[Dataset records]
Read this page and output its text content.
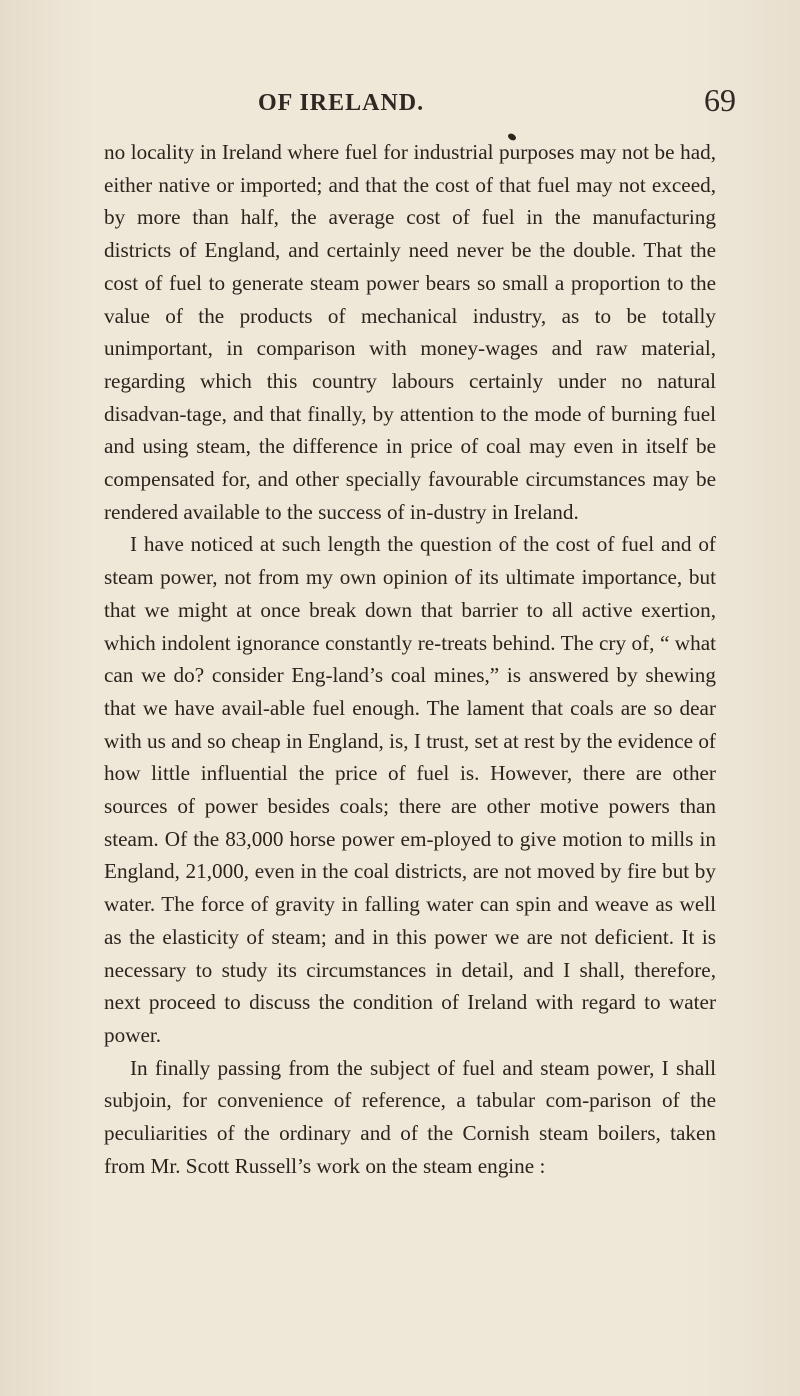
OF IRELAND.	69

no locality in Ireland where fuel for industrial purposes may not be had, either native or imported; and that the cost of that fuel may not exceed, by more than half, the average cost of fuel in the manufacturing districts of England, and certainly need never be the double. That the cost of fuel to generate steam power bears so small a proportion to the value of the products of mechanical industry, as to be totally unimportant, in comparison with money-wages and raw material, regarding which this country labours certainly under no natural disadvan-tage, and that finally, by attention to the mode of burning fuel and using steam, the difference in price of coal may even in itself be compensated for, and other specially favourable circumstances may be rendered available to the success of in-dustry in Ireland.

I have noticed at such length the question of the cost of fuel and of steam power, not from my own opinion of its ultimate importance, but that we might at once break down that barrier to all active exertion, which indolent ignorance constantly re-treats behind. The cry of, “ what can we do? consider Eng-land’s coal mines,” is answered by shewing that we have avail-able fuel enough. The lament that coals are so dear with us and so cheap in England, is, I trust, set at rest by the evidence of how little influential the price of fuel is. However, there are other sources of power besides coals; there are other motive powers than steam. Of the 83,000 horse power em-ployed to give motion to mills in England, 21,000, even in the coal districts, are not moved by fire but by water. The force of gravity in falling water can spin and weave as well as the elasticity of steam; and in this power we are not deficient. It is necessary to study its circumstances in detail, and I shall, therefore, next proceed to discuss the condition of Ireland with regard to water power.

In finally passing from the subject of fuel and steam power, I shall subjoin, for convenience of reference, a tabular com-parison of the peculiarities of the ordinary and of the Cornish steam boilers, taken from Mr. Scott Russell’s work on the steam engine :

WRITTEN INSTRUCTION – Copy out each line in the preceding records that contains "shall".

WORKED SOLUTION –
I have noticed at such length the question of the cost of fuel and of steam power, not from my own opinion of its ultimate importance, but that we might at once break down that barrier to all active exertion, which indolent ignorance constantly re-treats behind. The cry of, “ what can we do? consider Eng-land’s coal mines,” is answered by shewing that we have avail-able fuel enough. The lament that coals are so dear with us and so cheap in England, is, I trust, set at rest by the evidence of how little influential the price of fuel is. However, there are other sources of power besides coals; there are other motive powers than steam. Of the 83,000 horse power em-ployed to give motion to mills in England, 21,000, even in the coal districts, are not moved by fire but by water. The force of gravity in falling water can spin and weave as well as the elasticity of steam; and in this power we are not deficient. It is necessary to study its circumstances in detail, and I shall, therefore, next proceed to discuss the condition of Ireland with regard to water power.
In finally passing from the subject of fuel and steam power, I shall subjoin, for convenience of reference, a tabular com-parison of the peculiarities of the ordinary and of the Cornish steam boilers, taken from Mr. Scott Russell’s work on the steam engine :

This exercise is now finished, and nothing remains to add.